Task objective = Answer with a single number: the count of lines that hold "auth".

Stored data entries
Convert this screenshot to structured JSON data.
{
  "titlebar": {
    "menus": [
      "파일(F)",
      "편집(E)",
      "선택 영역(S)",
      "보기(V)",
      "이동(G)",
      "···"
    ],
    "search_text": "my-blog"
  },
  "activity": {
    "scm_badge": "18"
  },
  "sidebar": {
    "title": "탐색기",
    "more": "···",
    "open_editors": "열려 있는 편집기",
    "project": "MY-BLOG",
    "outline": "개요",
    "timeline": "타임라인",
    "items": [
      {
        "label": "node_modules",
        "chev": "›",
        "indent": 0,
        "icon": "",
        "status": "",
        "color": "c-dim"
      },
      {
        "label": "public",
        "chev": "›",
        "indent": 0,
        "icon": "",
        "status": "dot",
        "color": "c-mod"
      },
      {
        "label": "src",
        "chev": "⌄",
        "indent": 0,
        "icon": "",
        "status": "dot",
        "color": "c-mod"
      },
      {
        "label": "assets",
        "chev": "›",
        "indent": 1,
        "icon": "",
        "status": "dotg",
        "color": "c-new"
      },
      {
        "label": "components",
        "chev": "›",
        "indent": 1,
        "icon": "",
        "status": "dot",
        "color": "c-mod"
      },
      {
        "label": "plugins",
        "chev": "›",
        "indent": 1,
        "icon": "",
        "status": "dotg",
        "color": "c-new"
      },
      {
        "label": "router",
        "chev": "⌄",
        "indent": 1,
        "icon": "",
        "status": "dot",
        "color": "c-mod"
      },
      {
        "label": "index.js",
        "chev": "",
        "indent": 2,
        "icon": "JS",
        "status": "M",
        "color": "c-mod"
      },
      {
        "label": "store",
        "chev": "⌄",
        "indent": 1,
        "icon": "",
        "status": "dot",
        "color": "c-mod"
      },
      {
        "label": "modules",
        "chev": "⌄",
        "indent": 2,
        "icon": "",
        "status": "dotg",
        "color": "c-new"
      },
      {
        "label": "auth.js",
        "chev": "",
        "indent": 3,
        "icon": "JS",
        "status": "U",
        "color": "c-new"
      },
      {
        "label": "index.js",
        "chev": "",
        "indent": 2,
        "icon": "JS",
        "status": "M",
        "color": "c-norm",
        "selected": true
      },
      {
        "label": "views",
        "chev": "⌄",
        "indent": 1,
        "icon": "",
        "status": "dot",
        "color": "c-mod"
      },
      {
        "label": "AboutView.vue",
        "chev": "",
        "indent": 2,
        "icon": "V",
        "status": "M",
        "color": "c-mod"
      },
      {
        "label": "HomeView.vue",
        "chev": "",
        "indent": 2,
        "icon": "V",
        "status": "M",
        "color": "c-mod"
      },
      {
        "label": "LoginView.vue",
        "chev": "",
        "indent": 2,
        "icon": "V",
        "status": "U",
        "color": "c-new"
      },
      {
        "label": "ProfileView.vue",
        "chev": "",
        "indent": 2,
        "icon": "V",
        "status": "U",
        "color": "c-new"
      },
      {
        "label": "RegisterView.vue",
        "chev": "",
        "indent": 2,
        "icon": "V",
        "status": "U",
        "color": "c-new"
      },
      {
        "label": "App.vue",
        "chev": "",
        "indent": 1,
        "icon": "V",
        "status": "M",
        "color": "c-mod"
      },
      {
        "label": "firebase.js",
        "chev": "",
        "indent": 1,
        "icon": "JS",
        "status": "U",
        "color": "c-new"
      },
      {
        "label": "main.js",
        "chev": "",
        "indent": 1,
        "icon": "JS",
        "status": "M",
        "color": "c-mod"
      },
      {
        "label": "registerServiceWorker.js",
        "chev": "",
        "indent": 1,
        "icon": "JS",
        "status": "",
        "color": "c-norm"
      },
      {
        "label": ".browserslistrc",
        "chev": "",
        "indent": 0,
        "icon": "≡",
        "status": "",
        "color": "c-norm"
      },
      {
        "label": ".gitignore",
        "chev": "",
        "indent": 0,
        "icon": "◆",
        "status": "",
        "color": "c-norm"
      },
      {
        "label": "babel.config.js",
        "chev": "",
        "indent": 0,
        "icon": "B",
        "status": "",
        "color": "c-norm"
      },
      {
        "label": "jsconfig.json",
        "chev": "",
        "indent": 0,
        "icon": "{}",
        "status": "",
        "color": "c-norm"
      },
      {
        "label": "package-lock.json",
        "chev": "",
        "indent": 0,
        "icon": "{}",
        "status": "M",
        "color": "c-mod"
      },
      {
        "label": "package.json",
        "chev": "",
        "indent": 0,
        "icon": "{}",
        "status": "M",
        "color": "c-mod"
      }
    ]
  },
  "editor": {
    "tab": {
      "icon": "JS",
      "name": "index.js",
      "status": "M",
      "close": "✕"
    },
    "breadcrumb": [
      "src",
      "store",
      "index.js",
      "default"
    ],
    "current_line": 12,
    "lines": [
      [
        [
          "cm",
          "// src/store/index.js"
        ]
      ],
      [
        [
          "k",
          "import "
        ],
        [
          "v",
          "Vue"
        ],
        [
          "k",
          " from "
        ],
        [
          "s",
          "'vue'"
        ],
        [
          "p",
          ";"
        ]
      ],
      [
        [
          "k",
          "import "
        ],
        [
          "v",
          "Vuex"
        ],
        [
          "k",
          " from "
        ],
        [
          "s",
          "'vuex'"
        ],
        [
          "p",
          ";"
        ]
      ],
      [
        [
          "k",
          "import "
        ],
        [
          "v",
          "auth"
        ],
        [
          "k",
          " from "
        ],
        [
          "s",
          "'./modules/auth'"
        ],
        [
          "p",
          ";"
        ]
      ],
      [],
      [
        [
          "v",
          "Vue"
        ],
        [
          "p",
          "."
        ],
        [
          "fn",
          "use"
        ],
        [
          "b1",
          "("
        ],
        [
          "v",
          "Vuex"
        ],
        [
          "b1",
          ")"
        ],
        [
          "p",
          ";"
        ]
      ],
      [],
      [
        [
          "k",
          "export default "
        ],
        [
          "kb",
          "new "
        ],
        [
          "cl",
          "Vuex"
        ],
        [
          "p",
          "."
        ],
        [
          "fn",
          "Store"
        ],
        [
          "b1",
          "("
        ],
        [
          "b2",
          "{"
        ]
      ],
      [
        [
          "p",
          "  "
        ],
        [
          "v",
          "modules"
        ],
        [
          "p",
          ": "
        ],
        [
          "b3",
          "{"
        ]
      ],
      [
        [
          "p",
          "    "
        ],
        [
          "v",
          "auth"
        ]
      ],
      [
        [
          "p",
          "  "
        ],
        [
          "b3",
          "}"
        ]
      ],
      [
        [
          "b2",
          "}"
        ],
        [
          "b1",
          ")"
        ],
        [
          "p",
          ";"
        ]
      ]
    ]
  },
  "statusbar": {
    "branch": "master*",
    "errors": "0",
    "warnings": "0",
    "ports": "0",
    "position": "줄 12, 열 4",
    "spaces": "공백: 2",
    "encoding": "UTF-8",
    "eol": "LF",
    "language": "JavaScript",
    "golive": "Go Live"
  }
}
* * *
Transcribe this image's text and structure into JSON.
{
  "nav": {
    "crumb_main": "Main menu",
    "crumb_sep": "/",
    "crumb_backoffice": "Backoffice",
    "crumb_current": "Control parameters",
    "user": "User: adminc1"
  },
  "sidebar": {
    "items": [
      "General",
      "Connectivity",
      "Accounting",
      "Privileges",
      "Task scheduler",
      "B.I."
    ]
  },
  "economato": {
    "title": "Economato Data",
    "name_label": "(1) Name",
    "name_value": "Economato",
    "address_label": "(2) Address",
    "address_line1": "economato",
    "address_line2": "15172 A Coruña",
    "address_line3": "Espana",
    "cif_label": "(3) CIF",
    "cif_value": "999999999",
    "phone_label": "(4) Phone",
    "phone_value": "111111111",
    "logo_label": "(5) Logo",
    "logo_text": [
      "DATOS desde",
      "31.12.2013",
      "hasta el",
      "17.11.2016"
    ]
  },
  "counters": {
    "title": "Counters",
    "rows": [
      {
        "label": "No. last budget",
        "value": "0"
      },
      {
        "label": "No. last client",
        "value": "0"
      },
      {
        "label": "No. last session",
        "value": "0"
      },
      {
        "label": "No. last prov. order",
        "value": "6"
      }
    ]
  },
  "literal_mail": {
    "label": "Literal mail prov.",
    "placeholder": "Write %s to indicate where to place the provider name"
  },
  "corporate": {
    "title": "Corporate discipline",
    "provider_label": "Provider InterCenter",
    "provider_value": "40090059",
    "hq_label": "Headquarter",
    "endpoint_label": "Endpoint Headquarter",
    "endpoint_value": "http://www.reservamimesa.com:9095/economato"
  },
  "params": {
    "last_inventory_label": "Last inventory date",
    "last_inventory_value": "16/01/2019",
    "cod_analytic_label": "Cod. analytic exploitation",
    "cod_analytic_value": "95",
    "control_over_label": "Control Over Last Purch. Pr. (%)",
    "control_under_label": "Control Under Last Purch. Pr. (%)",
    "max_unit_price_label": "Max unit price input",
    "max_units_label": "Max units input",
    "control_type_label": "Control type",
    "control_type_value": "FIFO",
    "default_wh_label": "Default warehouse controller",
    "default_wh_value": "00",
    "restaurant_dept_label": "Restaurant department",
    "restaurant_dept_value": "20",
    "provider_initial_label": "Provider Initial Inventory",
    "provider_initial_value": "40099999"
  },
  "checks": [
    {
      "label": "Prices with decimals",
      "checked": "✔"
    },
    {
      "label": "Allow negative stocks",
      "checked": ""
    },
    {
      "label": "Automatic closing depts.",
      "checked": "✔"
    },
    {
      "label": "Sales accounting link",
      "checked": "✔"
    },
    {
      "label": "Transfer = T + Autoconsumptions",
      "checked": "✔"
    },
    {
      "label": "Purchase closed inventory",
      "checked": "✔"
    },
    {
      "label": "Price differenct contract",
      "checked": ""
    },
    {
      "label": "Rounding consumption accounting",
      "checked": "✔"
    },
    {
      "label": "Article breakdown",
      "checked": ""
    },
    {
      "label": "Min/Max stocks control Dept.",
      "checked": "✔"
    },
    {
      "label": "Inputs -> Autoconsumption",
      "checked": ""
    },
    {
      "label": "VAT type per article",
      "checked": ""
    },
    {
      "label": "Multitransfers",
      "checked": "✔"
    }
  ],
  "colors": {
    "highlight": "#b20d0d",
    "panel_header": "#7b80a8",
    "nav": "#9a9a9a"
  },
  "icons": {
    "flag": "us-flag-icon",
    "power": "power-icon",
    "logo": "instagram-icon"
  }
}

Written response = 4